§ DIRECTION:
Check every line below for the word "title" and copy each one that has it.

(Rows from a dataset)
####

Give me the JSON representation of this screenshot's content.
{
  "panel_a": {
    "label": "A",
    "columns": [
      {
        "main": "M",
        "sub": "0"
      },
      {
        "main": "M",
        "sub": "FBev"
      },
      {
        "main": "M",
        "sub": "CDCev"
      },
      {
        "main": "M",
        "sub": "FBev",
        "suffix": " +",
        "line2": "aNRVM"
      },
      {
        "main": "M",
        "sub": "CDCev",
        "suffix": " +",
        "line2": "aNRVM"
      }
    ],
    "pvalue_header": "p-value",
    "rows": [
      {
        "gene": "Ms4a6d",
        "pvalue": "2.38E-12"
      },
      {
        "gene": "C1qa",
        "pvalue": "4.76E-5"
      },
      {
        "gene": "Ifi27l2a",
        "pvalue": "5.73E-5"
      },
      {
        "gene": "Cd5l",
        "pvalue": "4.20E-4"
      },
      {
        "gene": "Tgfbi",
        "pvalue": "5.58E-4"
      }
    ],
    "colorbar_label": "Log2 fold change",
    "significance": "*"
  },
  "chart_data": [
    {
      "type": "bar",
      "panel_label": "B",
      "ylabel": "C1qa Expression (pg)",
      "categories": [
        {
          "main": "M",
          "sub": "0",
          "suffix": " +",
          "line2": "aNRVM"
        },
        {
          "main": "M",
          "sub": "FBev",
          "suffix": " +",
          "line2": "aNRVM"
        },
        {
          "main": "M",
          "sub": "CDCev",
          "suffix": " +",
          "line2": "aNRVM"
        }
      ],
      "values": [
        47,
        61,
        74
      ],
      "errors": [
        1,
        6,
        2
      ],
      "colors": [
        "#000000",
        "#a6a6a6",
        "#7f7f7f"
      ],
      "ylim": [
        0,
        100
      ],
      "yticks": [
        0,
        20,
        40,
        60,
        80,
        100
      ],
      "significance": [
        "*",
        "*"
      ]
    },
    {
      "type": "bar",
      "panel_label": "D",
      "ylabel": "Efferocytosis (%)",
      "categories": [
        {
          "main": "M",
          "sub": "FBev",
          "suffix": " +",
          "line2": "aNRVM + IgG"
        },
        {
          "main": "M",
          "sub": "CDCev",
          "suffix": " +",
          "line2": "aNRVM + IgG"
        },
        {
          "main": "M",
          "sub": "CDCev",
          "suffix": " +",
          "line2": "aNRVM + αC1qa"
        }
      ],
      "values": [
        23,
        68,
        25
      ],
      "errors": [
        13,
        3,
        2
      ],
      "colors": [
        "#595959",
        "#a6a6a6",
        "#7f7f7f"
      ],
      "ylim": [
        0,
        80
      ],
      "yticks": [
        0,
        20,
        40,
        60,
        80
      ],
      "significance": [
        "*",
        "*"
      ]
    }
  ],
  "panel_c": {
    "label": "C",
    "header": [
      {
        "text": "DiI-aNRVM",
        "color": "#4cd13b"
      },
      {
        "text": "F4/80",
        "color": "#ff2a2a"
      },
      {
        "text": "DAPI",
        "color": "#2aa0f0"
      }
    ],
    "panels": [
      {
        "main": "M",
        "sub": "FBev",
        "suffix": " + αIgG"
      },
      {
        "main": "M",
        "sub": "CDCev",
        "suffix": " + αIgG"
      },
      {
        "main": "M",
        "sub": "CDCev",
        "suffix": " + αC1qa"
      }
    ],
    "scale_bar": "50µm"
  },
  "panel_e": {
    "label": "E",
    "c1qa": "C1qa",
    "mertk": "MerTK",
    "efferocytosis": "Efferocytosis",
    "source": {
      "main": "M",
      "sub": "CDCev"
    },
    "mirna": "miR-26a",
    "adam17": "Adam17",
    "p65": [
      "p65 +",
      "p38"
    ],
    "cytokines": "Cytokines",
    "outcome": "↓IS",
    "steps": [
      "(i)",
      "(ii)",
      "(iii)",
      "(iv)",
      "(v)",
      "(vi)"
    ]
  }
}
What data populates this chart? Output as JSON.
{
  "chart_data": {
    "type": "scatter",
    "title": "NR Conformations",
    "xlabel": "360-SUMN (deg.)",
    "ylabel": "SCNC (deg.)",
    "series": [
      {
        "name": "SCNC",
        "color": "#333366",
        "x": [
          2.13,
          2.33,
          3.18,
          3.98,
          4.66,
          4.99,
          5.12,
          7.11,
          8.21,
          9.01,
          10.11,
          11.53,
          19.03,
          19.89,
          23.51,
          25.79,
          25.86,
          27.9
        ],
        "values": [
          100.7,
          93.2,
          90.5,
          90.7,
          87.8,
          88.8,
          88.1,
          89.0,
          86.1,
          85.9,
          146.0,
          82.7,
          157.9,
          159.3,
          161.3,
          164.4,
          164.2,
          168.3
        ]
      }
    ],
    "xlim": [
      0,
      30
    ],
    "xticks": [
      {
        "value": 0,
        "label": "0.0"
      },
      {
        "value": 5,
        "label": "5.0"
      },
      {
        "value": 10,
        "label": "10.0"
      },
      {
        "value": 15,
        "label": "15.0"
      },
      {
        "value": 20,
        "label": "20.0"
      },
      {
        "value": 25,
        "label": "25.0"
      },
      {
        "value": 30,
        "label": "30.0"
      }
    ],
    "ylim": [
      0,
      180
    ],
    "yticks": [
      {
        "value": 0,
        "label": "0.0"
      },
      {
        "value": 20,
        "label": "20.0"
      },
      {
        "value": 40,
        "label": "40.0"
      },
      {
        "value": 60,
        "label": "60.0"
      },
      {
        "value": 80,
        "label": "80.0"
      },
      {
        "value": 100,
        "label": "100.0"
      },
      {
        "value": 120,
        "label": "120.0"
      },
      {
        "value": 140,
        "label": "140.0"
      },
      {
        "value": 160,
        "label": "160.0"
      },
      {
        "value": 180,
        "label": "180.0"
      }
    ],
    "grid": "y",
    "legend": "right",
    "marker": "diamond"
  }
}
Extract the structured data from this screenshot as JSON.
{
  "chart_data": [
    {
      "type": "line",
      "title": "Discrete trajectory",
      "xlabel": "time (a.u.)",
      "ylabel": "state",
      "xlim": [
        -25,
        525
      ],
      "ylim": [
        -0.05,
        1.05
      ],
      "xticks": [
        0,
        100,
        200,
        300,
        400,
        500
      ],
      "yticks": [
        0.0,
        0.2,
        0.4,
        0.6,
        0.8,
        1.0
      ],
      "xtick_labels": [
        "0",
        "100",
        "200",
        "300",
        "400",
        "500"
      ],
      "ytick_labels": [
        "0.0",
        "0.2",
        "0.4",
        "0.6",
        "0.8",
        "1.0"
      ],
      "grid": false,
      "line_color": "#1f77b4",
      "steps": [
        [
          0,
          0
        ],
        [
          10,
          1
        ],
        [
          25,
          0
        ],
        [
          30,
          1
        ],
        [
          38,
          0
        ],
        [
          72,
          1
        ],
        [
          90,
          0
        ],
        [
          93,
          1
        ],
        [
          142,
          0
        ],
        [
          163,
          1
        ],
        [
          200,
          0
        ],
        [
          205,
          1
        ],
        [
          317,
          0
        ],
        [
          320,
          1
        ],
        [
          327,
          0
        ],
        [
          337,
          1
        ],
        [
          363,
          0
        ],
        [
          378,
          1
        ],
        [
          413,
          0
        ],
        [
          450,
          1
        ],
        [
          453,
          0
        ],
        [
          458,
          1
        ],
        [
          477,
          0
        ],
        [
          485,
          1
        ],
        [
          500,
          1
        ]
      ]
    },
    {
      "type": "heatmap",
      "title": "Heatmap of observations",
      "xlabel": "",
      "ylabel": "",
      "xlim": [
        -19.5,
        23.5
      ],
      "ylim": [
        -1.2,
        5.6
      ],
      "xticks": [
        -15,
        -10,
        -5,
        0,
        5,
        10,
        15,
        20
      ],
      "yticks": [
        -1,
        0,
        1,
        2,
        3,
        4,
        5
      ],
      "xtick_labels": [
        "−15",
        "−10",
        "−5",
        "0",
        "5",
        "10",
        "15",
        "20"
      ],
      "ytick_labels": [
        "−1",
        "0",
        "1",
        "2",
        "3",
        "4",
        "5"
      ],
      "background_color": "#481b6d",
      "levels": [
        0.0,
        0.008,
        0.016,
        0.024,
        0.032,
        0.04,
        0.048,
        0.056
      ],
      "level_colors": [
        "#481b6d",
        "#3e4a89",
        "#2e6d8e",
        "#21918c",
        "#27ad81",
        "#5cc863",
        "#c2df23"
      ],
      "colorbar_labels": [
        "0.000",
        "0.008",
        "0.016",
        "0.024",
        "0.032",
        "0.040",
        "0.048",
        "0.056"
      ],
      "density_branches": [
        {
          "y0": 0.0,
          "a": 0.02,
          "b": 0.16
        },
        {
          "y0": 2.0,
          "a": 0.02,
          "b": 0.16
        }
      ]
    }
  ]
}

####

§ IN RESPONSE:
    "title": "NR Conformations",
      "title": "Discrete trajectory",
      "title": "Heatmap of observations",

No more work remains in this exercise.